Reproduce the records below exactly as they appear, omitting any pictures they contain.

-- Start --

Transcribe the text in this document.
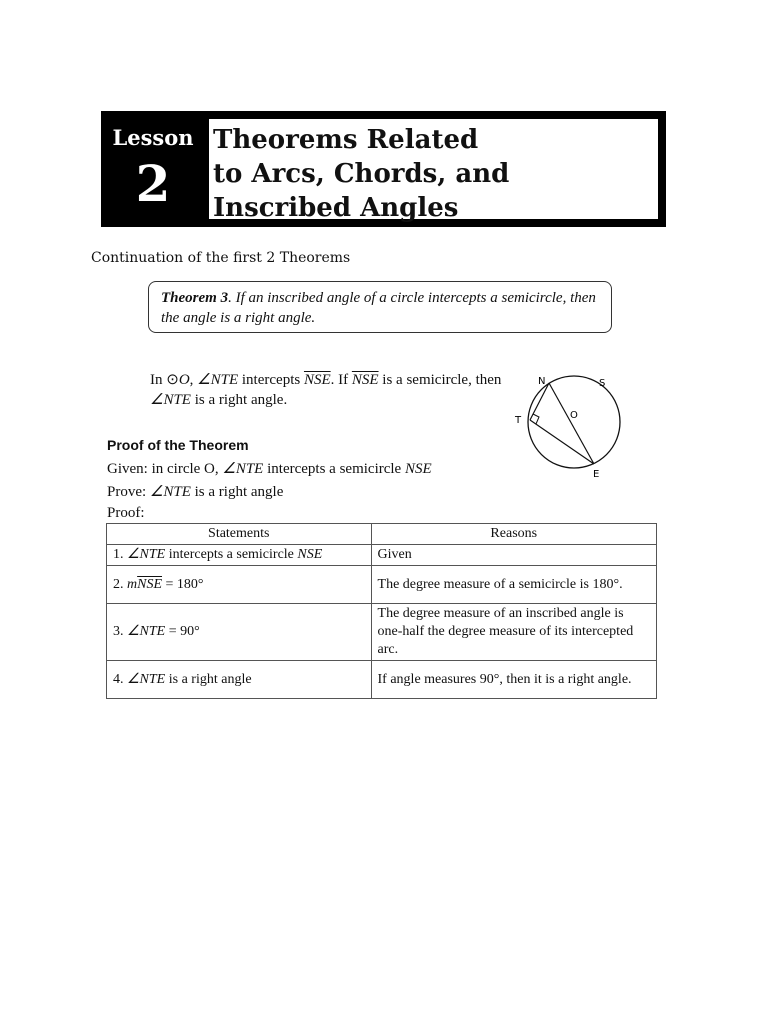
Lesson
2
Theorems Related
to Arcs, Chords, and
Inscribed Angles
Continuation of the first 2 Theorems
Theorem 3. If an inscribed angle of a circle intercepts a semicircle, then the angle is a right angle.
In ⊙O, ∠NTE intercepts $\overline{NSE}$. If $\overline{NSE}$ is a semicircle, then ∠NTE is a right angle.
N	S
O
T
E
Proof of the Theorem
Given: in circle O, ∠NTE intercepts a semicircle NSE
Prove: ∠NTE is a right angle
Proof:
Statements	Reasons
1. ∠NTE intercepts a semicircle NSE	Given
2. $m\overline{NSE} = 180^\circ$	The degree measure of a semicircle is 180°.
3. ∠NTE = 90°	The degree measure of an inscribed angle is one-half the degree measure of its intercepted arc.
4. ∠NTE is a right angle	If angle measures 90°, then it is a right angle.
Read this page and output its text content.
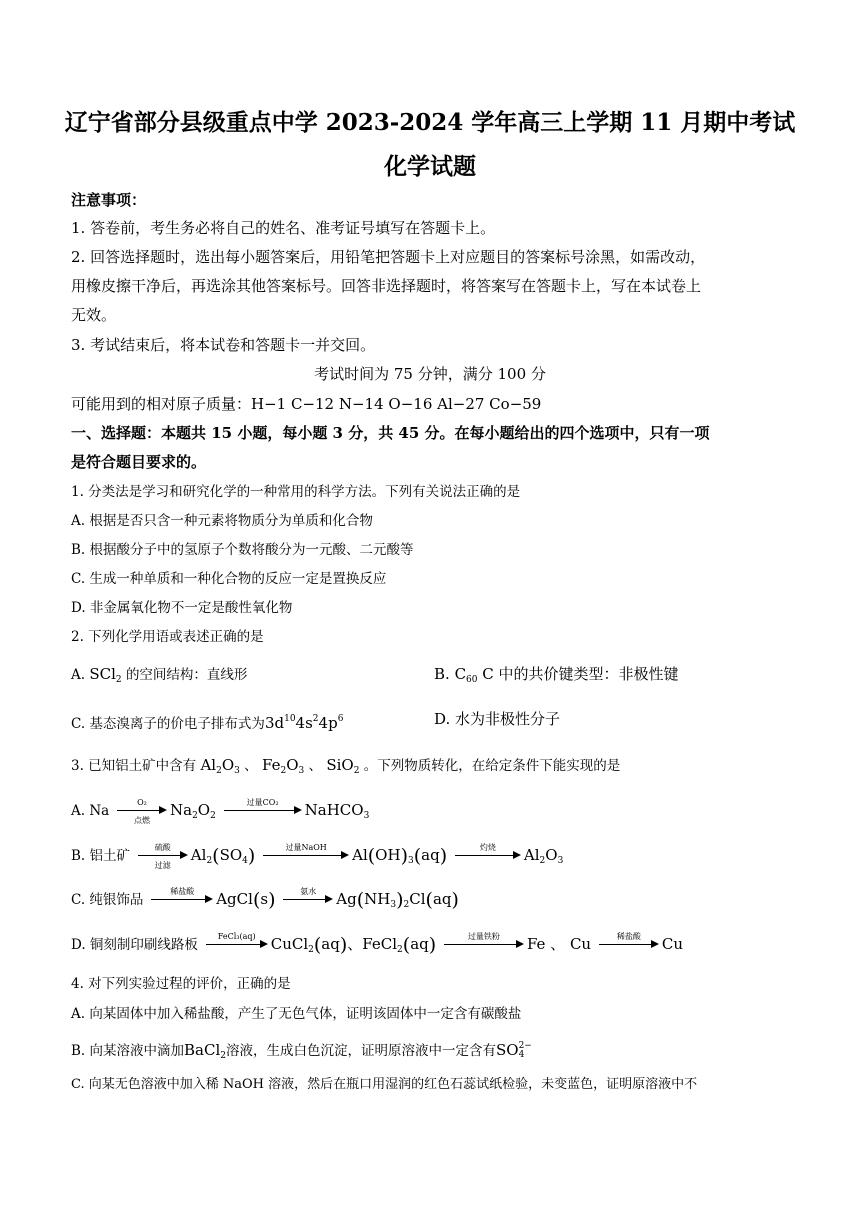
辽宁省部分县级重点中学 2023-2024 学年高三上学期 11 月期中考试
化学试题
注意事项：
1. 答卷前，考生务必将自己的姓名、准考证号填写在答题卡上。
2. 回答选择题时，选出每小题答案后，用铅笔把答题卡上对应题目的答案标号涂黑，如需改动，
用橡皮擦干净后，再选涂其他答案标号。回答非选择题时，将答案写在答题卡上，写在本试卷上
无效。
3. 考试结束后，将本试卷和答题卡一并交回。
考试时间为 75 分钟，满分 100 分
可能用到的相对原子质量：H−1 C−12 N−14 O−16 Al−27 Co−59
一、选择题：本题共 15 小题，每小题 3 分，共 45 分。在每小题给出的四个选项中，只有一项
是符合题目要求的。
1. 分类法是学习和研究化学的一种常用的科学方法。下列有关说法正确的是
A. 根据是否只含一种元素将物质分为单质和化合物
B. 根据酸分子中的氢原子个数将酸分为一元酸、二元酸等
C. 生成一种单质和一种化合物的反应一定是置换反应
D. 非金属氧化物不一定是酸性氧化物
2. 下列化学用语或表述正确的是
A. SCl$_2$ 的空间结构：直线形	B. $C_{60}$ C 中的共价键类型：非极性键
C. 基态溴离子的价电子排布式为$3d^{10}4s^24p^6$	D. 水为非极性分子
3. 已知铝土矿中含有 $Al_2O_3$ 、 $Fe_2O_3$ 、 SiO$_2$ 。下列物质转化，在给定条件下能实现的是
A. Na
O₂
点燃
$Na_2O_2$
过量CO₂	NaHCO$_3$
B. 铝土矿
硫酸
过滤
$Al_2(SO_4)$	过量NaOH	$Al(OH)_3(aq)$	灼烧	$Al_2O_3$
C. 纯银饰品
稀盐酸	AgCl(s)	氨水	$Ag(NH_3)_2Cl(aq)$
D. 铜刻制印刷线路板
FeCl₃(aq)	CuCl$_2$(aq)、FeCl$_2$(aq)	过量铁粉	Fe 、 Cu	稀盐酸	Cu
4. 对下列实验过程的评价，正确的是
A. 向某固体中加入稀盐酸，产生了无色气体，证明该固体中一定含有碳酸盐
B. 向某溶液中滴加BaCl$_2$溶液，生成白色沉淀，证明原溶液中一定含有SO 2−
4
C. 向某无色溶液中加入稀 NaOH 溶液，然后在瓶口用湿润的红色石蕊试纸检验，未变蓝色，证明原溶液中不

-- End --

> FINISHED TASK:
Transcribe the text in this document.
Lesson
2
Theorems Related
to Arcs, Chords, and
Inscribed Angles
Continuation of the first 2 Theorems
Theorem 3. If an inscribed angle of a circle intercepts a semicircle, then the angle is a right angle.
In ⊙O, ∠NTE intercepts $\overline{NSE}$. If $\overline{NSE}$ is a semicircle, then ∠NTE is a right angle.
N	S
O
T
E
Proof of the Theorem
Given: in circle O, ∠NTE intercepts a semicircle NSE
Prove: ∠NTE is a right angle
Proof:
Statements	Reasons
1. ∠NTE intercepts a semicircle NSE	Given
2. $m\overline{NSE} = 180^\circ$	The degree measure of a semicircle is 180°.
3. ∠NTE = 90°	The degree measure of an inscribed angle is one-half the degree measure of its intercepted arc.
4. ∠NTE is a right angle	If angle measures 90°, then it is a right angle.
Read this page and output its text content.
辽宁省部分县级重点中学 2023-2024 学年高三上学期 11 月期中考试
化学试题
注意事项：
1. 答卷前，考生务必将自己的姓名、准考证号填写在答题卡上。
2. 回答选择题时，选出每小题答案后，用铅笔把答题卡上对应题目的答案标号涂黑，如需改动，
用橡皮擦干净后，再选涂其他答案标号。回答非选择题时，将答案写在答题卡上，写在本试卷上
无效。
3. 考试结束后，将本试卷和答题卡一并交回。
考试时间为 75 分钟，满分 100 分
可能用到的相对原子质量：H−1 C−12 N−14 O−16 Al−27 Co−59
一、选择题：本题共 15 小题，每小题 3 分，共 45 分。在每小题给出的四个选项中，只有一项
是符合题目要求的。
1. 分类法是学习和研究化学的一种常用的科学方法。下列有关说法正确的是
A. 根据是否只含一种元素将物质分为单质和化合物
B. 根据酸分子中的氢原子个数将酸分为一元酸、二元酸等
C. 生成一种单质和一种化合物的反应一定是置换反应
D. 非金属氧化物不一定是酸性氧化物
2. 下列化学用语或表述正确的是
A. SCl$_2$ 的空间结构：直线形	B. $C_{60}$ C 中的共价键类型：非极性键
C. 基态溴离子的价电子排布式为$3d^{10}4s^24p^6$	D. 水为非极性分子
3. 已知铝土矿中含有 $Al_2O_3$ 、 $Fe_2O_3$ 、 SiO$_2$ 。下列物质转化，在给定条件下能实现的是
A. Na
O₂
点燃
$Na_2O_2$
过量CO₂	NaHCO$_3$
B. 铝土矿
硫酸
过滤
$Al_2(SO_4)$	过量NaOH	$Al(OH)_3(aq)$	灼烧	$Al_2O_3$
C. 纯银饰品
稀盐酸	AgCl(s)	氨水	$Ag(NH_3)_2Cl(aq)$
D. 铜刻制印刷线路板
FeCl₃(aq)	CuCl$_2$(aq)、FeCl$_2$(aq)	过量铁粉	Fe 、 Cu	稀盐酸	Cu
4. 对下列实验过程的评价，正确的是
A. 向某固体中加入稀盐酸，产生了无色气体，证明该固体中一定含有碳酸盐
B. 向某溶液中滴加BaCl$_2$溶液，生成白色沉淀，证明原溶液中一定含有SO 2−
4
C. 向某无色溶液中加入稀 NaOH 溶液，然后在瓶口用湿润的红色石蕊试纸检验，未变蓝色，证明原溶液中不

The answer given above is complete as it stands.